■ MATERIAL FOR THE TASK:
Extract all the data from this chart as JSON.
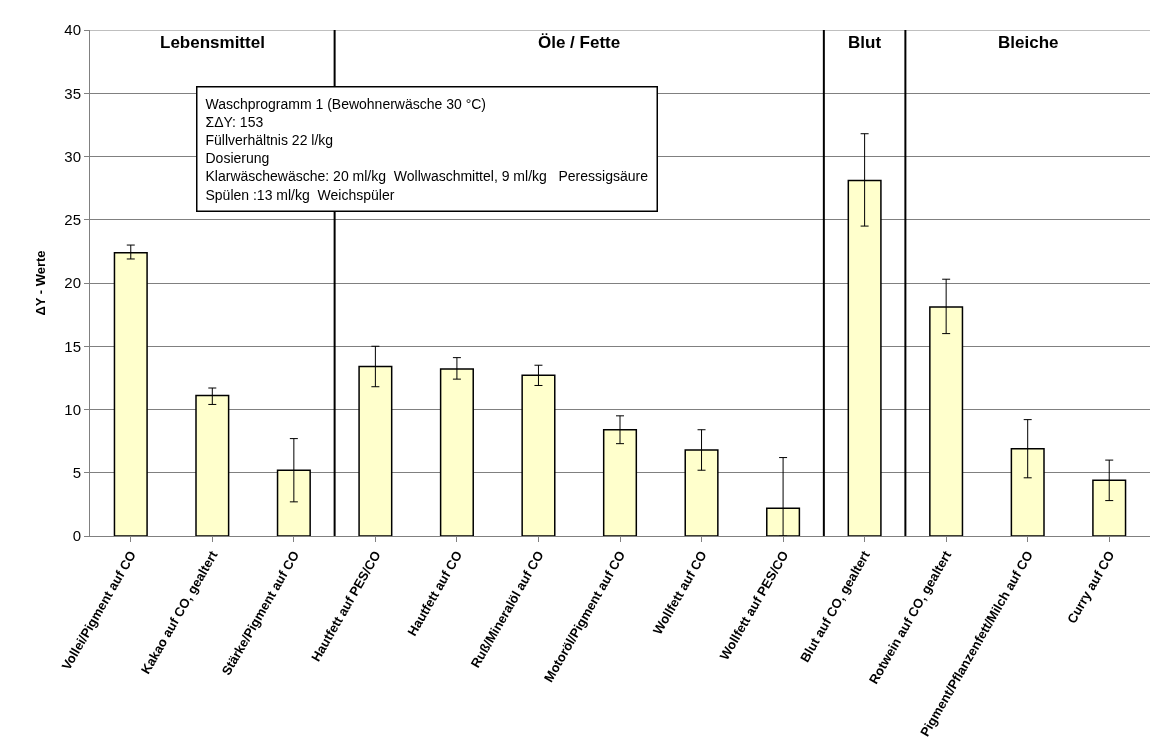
{
  "chart_data": {
    "type": "bar",
    "ylabel": "ΔY - Werte",
    "categories": [
      "Vollei/Pigment auf CO",
      "Kakao auf CO, gealtert",
      "Stärke/Pigment auf CO",
      "Hautfett auf PES/CO",
      "Hautfett auf CO",
      "Ruß/Mineralöl auf CO",
      "Motoröl/Pigment auf CO",
      "Wollfett auf CO",
      "Wollfett auf PES/CO",
      "Blut auf CO, gealtert",
      "Rotwein auf CO, gealtert",
      "Pigment/Pflanzenfett/Milch auf CO",
      "Curry auf CO"
    ],
    "values": [
      22.4,
      11.1,
      5.2,
      13.4,
      13.2,
      12.7,
      8.4,
      6.8,
      2.2,
      28.1,
      18.1,
      6.9,
      4.4
    ],
    "errors": [
      [
        21.9,
        23.0
      ],
      [
        10.4,
        11.7
      ],
      [
        2.7,
        7.7
      ],
      [
        11.8,
        15.0
      ],
      [
        12.4,
        14.1
      ],
      [
        11.9,
        13.5
      ],
      [
        7.3,
        9.5
      ],
      [
        5.2,
        8.4
      ],
      [
        0,
        6.2
      ],
      [
        24.5,
        31.8
      ],
      [
        16.0,
        20.3
      ],
      [
        4.6,
        9.2
      ],
      [
        2.8,
        6.0
      ]
    ],
    "color": "#ffffcc",
    "ylim": [
      0,
      40
    ],
    "yticks": [
      0,
      5,
      10,
      15,
      20,
      25,
      30,
      35,
      40
    ],
    "grid": "y",
    "annotations": [
      "Lebensmittel",
      "Öle / Fette",
      "Blut",
      "Bleiche",
      "Waschprogramm 1 (Bewohnerwäsche 30 °C)\nΣΔY: 153\nFüllverhältnis 22 l/kg\nDosierung\nKlarwäschewäsche: 20 ml/kg  Wollwaschmittel, 9 ml/kg   Peressigsäure\nSpülen :13 ml/kg  Weichspüler"
    ]
  }
}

■ TASK INSTRUCTIONS:
Go through the data and gather every line that holds "Pigment".

■ WRITTEN ANSWER:
      "Vollei/Pigment auf CO",
      "Stärke/Pigment auf CO",
      "Motoröl/Pigment auf CO",
      "Pigment/Pflanzenfett/Milch auf CO",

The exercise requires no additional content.